What is asked
Set down each line of the material that follows, exactly, with no pictures.

Excerpted data
★ ★ ★ ★
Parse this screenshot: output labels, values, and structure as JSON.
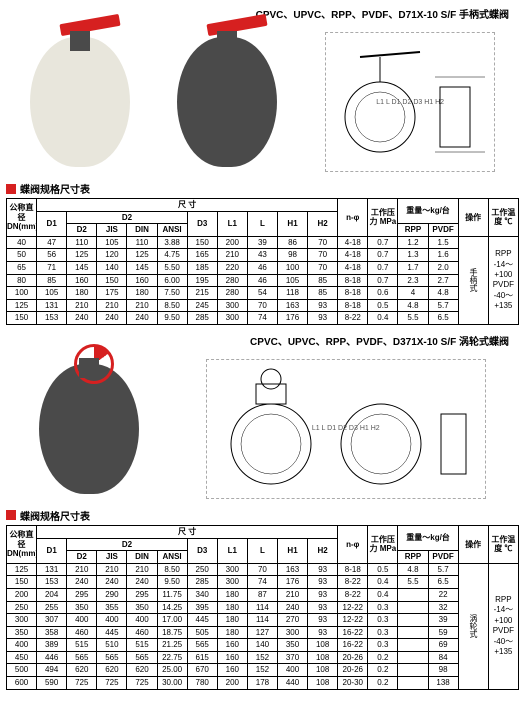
{
  "section1": {
    "title": "CPVC、UPVC、RPP、PVDF、D71X-10 S/F 手柄式蝶阀",
    "table_title": "蝶阀规格尺寸表",
    "headers": {
      "dn": "公称直径 DN(mm)",
      "d1": "D1",
      "size": "尺 寸",
      "d2": "D2",
      "d2_sub": [
        "D2",
        "JIS",
        "DIN",
        "ANSI"
      ],
      "d3": "D3",
      "l1": "L1",
      "l": "L",
      "h1": "H1",
      "h2": "H2",
      "nphi": "n-φ",
      "pressure": "工作压力 MPa",
      "weight": "重量～kg/台",
      "weight_sub": [
        "RPP",
        "PVDF"
      ],
      "op": "操作",
      "temp": "工作温度 ℃"
    },
    "rows": [
      [
        "40",
        "47",
        "110",
        "105",
        "110",
        "3.88",
        "150",
        "200",
        "39",
        "86",
        "70",
        "4-18",
        "0.7",
        "1.2",
        "1.5"
      ],
      [
        "50",
        "56",
        "125",
        "120",
        "125",
        "4.75",
        "165",
        "210",
        "43",
        "98",
        "70",
        "4-18",
        "0.7",
        "1.3",
        "1.6"
      ],
      [
        "65",
        "71",
        "145",
        "140",
        "145",
        "5.50",
        "185",
        "220",
        "46",
        "100",
        "70",
        "4-18",
        "0.7",
        "1.7",
        "2.0"
      ],
      [
        "80",
        "85",
        "160",
        "150",
        "160",
        "6.00",
        "195",
        "280",
        "46",
        "105",
        "85",
        "8-18",
        "0.7",
        "2.3",
        "2.7"
      ],
      [
        "100",
        "105",
        "180",
        "175",
        "180",
        "7.50",
        "215",
        "280",
        "54",
        "118",
        "85",
        "8-18",
        "0.6",
        "4",
        "4.8"
      ],
      [
        "125",
        "131",
        "210",
        "210",
        "210",
        "8.50",
        "245",
        "300",
        "70",
        "163",
        "93",
        "8-18",
        "0.5",
        "4.8",
        "5.7"
      ],
      [
        "150",
        "153",
        "240",
        "240",
        "240",
        "9.50",
        "285",
        "300",
        "74",
        "176",
        "93",
        "8-22",
        "0.4",
        "5.5",
        "6.5"
      ]
    ],
    "op_text": "手柄式",
    "temp_text": "RPP\n-14～+100\nPVDF\n-40～+135"
  },
  "section2": {
    "title": "CPVC、UPVC、RPP、PVDF、D371X-10 S/F 涡轮式蝶阀",
    "table_title": "蝶阀规格尺寸表",
    "headers": {
      "dn": "公称直径 DN(mm)",
      "d1": "D1",
      "size": "尺 寸",
      "d2": "D2",
      "d2_sub": [
        "D2",
        "JIS",
        "DIN",
        "ANSI"
      ],
      "d3": "D3",
      "l1": "L1",
      "l": "L",
      "h1": "H1",
      "h2": "H2",
      "nphi": "n-φ",
      "pressure": "工作压力 MPa",
      "weight": "重量～kg/台",
      "weight_sub": [
        "RPP",
        "PVDF"
      ],
      "op": "操作",
      "temp": "工作温度 ℃"
    },
    "rows": [
      [
        "125",
        "131",
        "210",
        "210",
        "210",
        "8.50",
        "250",
        "300",
        "70",
        "163",
        "93",
        "8-18",
        "0.5",
        "4.8",
        "5.7"
      ],
      [
        "150",
        "153",
        "240",
        "240",
        "240",
        "9.50",
        "285",
        "300",
        "74",
        "176",
        "93",
        "8-22",
        "0.4",
        "5.5",
        "6.5"
      ],
      [
        "200",
        "204",
        "295",
        "290",
        "295",
        "11.75",
        "340",
        "180",
        "87",
        "210",
        "93",
        "8-22",
        "0.4",
        "",
        "22"
      ],
      [
        "250",
        "255",
        "350",
        "355",
        "350",
        "14.25",
        "395",
        "180",
        "114",
        "240",
        "93",
        "12-22",
        "0.3",
        "",
        "32"
      ],
      [
        "300",
        "307",
        "400",
        "400",
        "400",
        "17.00",
        "445",
        "180",
        "114",
        "270",
        "93",
        "12-22",
        "0.3",
        "",
        "39"
      ],
      [
        "350",
        "358",
        "460",
        "445",
        "460",
        "18.75",
        "505",
        "180",
        "127",
        "300",
        "93",
        "16-22",
        "0.3",
        "",
        "59"
      ],
      [
        "400",
        "389",
        "515",
        "510",
        "515",
        "21.25",
        "565",
        "160",
        "140",
        "350",
        "108",
        "16-22",
        "0.3",
        "",
        "69"
      ],
      [
        "450",
        "446",
        "565",
        "565",
        "565",
        "22.75",
        "615",
        "160",
        "152",
        "370",
        "108",
        "20-26",
        "0.2",
        "",
        "84"
      ],
      [
        "500",
        "494",
        "620",
        "620",
        "620",
        "25.00",
        "670",
        "160",
        "152",
        "400",
        "108",
        "20-26",
        "0.2",
        "",
        "98"
      ],
      [
        "600",
        "590",
        "725",
        "725",
        "725",
        "30.00",
        "780",
        "200",
        "178",
        "440",
        "108",
        "20-30",
        "0.2",
        "",
        "138"
      ]
    ],
    "op_text": "涡轮式",
    "temp_text": "RPP\n-14～+100\nPVDF\n-40～+135"
  }
}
★ ★ ★ ★
The result
Parse this screenshot: output labels, values, and structure as JSON.
{
  "section1": {
    "title": "CPVC、UPVC、RPP、PVDF、D71X-10 S/F 手柄式蝶阀",
    "table_title": "蝶阀规格尺寸表",
    "headers": {
      "dn": "公称直径 DN(mm)",
      "d1": "D1",
      "size": "尺 寸",
      "d2": "D2",
      "d2_sub": [
        "D2",
        "JIS",
        "DIN",
        "ANSI"
      ],
      "d3": "D3",
      "l1": "L1",
      "l": "L",
      "h1": "H1",
      "h2": "H2",
      "nphi": "n-φ",
      "pressure": "工作压力 MPa",
      "weight": "重量～kg/台",
      "weight_sub": [
        "RPP",
        "PVDF"
      ],
      "op": "操作",
      "temp": "工作温度 ℃"
    },
    "rows": [
      [
        "40",
        "47",
        "110",
        "105",
        "110",
        "3.88",
        "150",
        "200",
        "39",
        "86",
        "70",
        "4-18",
        "0.7",
        "1.2",
        "1.5"
      ],
      [
        "50",
        "56",
        "125",
        "120",
        "125",
        "4.75",
        "165",
        "210",
        "43",
        "98",
        "70",
        "4-18",
        "0.7",
        "1.3",
        "1.6"
      ],
      [
        "65",
        "71",
        "145",
        "140",
        "145",
        "5.50",
        "185",
        "220",
        "46",
        "100",
        "70",
        "4-18",
        "0.7",
        "1.7",
        "2.0"
      ],
      [
        "80",
        "85",
        "160",
        "150",
        "160",
        "6.00",
        "195",
        "280",
        "46",
        "105",
        "85",
        "8-18",
        "0.7",
        "2.3",
        "2.7"
      ],
      [
        "100",
        "105",
        "180",
        "175",
        "180",
        "7.50",
        "215",
        "280",
        "54",
        "118",
        "85",
        "8-18",
        "0.6",
        "4",
        "4.8"
      ],
      [
        "125",
        "131",
        "210",
        "210",
        "210",
        "8.50",
        "245",
        "300",
        "70",
        "163",
        "93",
        "8-18",
        "0.5",
        "4.8",
        "5.7"
      ],
      [
        "150",
        "153",
        "240",
        "240",
        "240",
        "9.50",
        "285",
        "300",
        "74",
        "176",
        "93",
        "8-22",
        "0.4",
        "5.5",
        "6.5"
      ]
    ],
    "op_text": "手柄式",
    "temp_text": "RPP\n-14～+100\nPVDF\n-40～+135"
  },
  "section2": {
    "title": "CPVC、UPVC、RPP、PVDF、D371X-10 S/F 涡轮式蝶阀",
    "table_title": "蝶阀规格尺寸表",
    "headers": {
      "dn": "公称直径 DN(mm)",
      "d1": "D1",
      "size": "尺 寸",
      "d2": "D2",
      "d2_sub": [
        "D2",
        "JIS",
        "DIN",
        "ANSI"
      ],
      "d3": "D3",
      "l1": "L1",
      "l": "L",
      "h1": "H1",
      "h2": "H2",
      "nphi": "n-φ",
      "pressure": "工作压力 MPa",
      "weight": "重量～kg/台",
      "weight_sub": [
        "RPP",
        "PVDF"
      ],
      "op": "操作",
      "temp": "工作温度 ℃"
    },
    "rows": [
      [
        "125",
        "131",
        "210",
        "210",
        "210",
        "8.50",
        "250",
        "300",
        "70",
        "163",
        "93",
        "8-18",
        "0.5",
        "4.8",
        "5.7"
      ],
      [
        "150",
        "153",
        "240",
        "240",
        "240",
        "9.50",
        "285",
        "300",
        "74",
        "176",
        "93",
        "8-22",
        "0.4",
        "5.5",
        "6.5"
      ],
      [
        "200",
        "204",
        "295",
        "290",
        "295",
        "11.75",
        "340",
        "180",
        "87",
        "210",
        "93",
        "8-22",
        "0.4",
        "",
        "22"
      ],
      [
        "250",
        "255",
        "350",
        "355",
        "350",
        "14.25",
        "395",
        "180",
        "114",
        "240",
        "93",
        "12-22",
        "0.3",
        "",
        "32"
      ],
      [
        "300",
        "307",
        "400",
        "400",
        "400",
        "17.00",
        "445",
        "180",
        "114",
        "270",
        "93",
        "12-22",
        "0.3",
        "",
        "39"
      ],
      [
        "350",
        "358",
        "460",
        "445",
        "460",
        "18.75",
        "505",
        "180",
        "127",
        "300",
        "93",
        "16-22",
        "0.3",
        "",
        "59"
      ],
      [
        "400",
        "389",
        "515",
        "510",
        "515",
        "21.25",
        "565",
        "160",
        "140",
        "350",
        "108",
        "16-22",
        "0.3",
        "",
        "69"
      ],
      [
        "450",
        "446",
        "565",
        "565",
        "565",
        "22.75",
        "615",
        "160",
        "152",
        "370",
        "108",
        "20-26",
        "0.2",
        "",
        "84"
      ],
      [
        "500",
        "494",
        "620",
        "620",
        "620",
        "25.00",
        "670",
        "160",
        "152",
        "400",
        "108",
        "20-26",
        "0.2",
        "",
        "98"
      ],
      [
        "600",
        "590",
        "725",
        "725",
        "725",
        "30.00",
        "780",
        "200",
        "178",
        "440",
        "108",
        "20-30",
        "0.2",
        "",
        "138"
      ]
    ],
    "op_text": "涡轮式",
    "temp_text": "RPP\n-14～+100\nPVDF\n-40～+135"
  }
}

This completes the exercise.